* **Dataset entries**

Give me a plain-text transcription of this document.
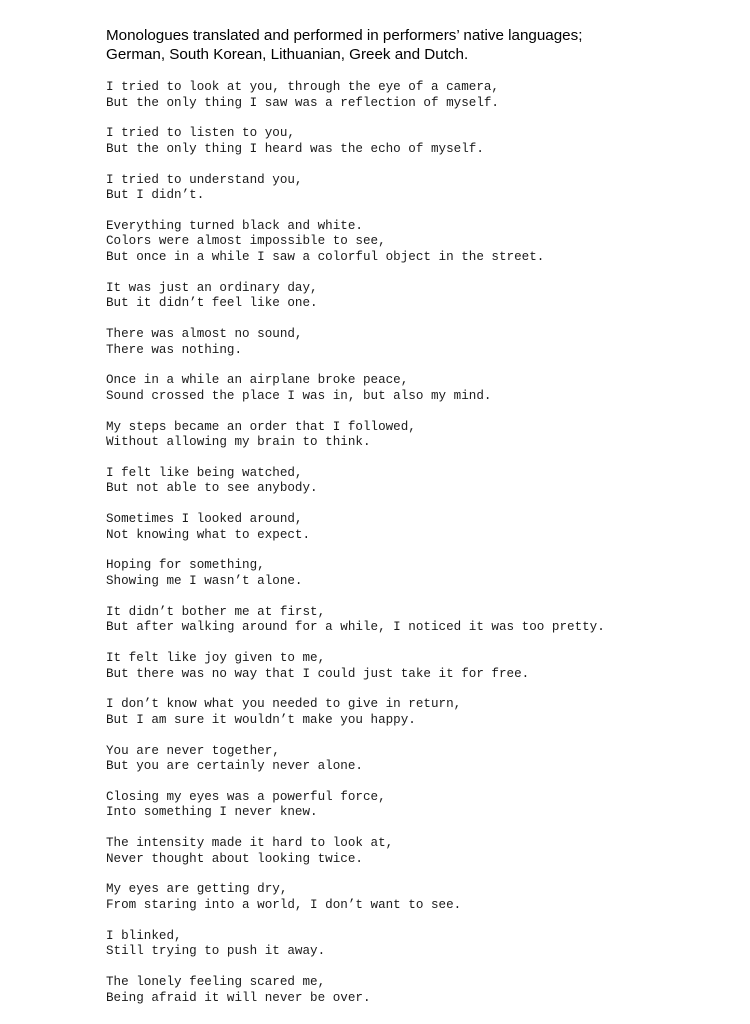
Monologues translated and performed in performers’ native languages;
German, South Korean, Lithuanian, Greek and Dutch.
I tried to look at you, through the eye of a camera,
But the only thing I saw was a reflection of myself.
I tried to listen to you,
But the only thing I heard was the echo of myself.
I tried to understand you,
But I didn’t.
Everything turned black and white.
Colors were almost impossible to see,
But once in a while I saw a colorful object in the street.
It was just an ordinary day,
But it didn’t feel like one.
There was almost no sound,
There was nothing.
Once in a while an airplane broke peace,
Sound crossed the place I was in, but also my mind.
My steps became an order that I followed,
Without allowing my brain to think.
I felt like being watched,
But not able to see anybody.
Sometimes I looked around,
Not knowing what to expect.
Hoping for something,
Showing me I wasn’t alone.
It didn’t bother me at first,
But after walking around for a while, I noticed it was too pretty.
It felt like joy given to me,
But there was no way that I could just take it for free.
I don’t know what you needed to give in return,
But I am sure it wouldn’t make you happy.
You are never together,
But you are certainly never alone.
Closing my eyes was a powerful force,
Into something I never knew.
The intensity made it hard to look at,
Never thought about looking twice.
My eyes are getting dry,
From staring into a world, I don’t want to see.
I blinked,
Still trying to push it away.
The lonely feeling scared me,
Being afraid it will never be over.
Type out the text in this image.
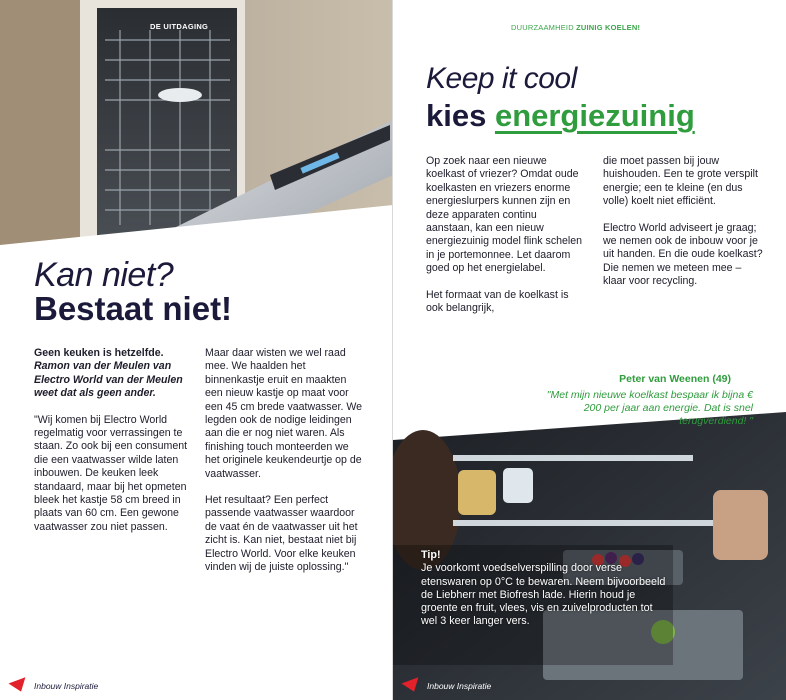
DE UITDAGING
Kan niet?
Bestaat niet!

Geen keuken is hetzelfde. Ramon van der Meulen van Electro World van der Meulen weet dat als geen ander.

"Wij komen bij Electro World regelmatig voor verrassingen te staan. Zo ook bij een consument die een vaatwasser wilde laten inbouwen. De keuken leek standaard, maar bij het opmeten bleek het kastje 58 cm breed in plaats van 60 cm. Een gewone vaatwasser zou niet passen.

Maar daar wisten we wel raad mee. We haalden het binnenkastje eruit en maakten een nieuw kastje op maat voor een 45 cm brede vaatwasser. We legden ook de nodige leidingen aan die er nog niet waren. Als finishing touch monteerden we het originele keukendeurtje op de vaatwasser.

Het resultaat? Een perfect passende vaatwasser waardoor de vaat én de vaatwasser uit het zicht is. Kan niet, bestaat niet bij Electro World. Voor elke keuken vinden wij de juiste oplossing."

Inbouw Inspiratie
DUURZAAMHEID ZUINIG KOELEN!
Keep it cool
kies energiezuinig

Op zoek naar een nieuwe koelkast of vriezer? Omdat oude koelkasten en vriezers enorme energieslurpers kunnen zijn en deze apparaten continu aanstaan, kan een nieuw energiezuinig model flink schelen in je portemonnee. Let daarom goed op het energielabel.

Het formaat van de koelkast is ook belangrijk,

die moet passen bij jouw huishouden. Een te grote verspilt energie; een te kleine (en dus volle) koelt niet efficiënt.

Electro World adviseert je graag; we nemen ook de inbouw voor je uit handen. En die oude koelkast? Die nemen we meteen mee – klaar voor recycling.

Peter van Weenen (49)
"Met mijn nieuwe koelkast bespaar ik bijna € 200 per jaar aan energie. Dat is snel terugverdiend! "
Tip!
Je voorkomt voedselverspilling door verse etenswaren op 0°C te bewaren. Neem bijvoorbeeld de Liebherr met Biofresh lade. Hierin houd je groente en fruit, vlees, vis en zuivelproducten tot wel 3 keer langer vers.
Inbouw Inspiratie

* **REQUIREMENTS**
Which lines of the data include "eyes"? Copy each of them.

* **RESULT**
Closing my eyes was a powerful force,
My eyes are getting dry,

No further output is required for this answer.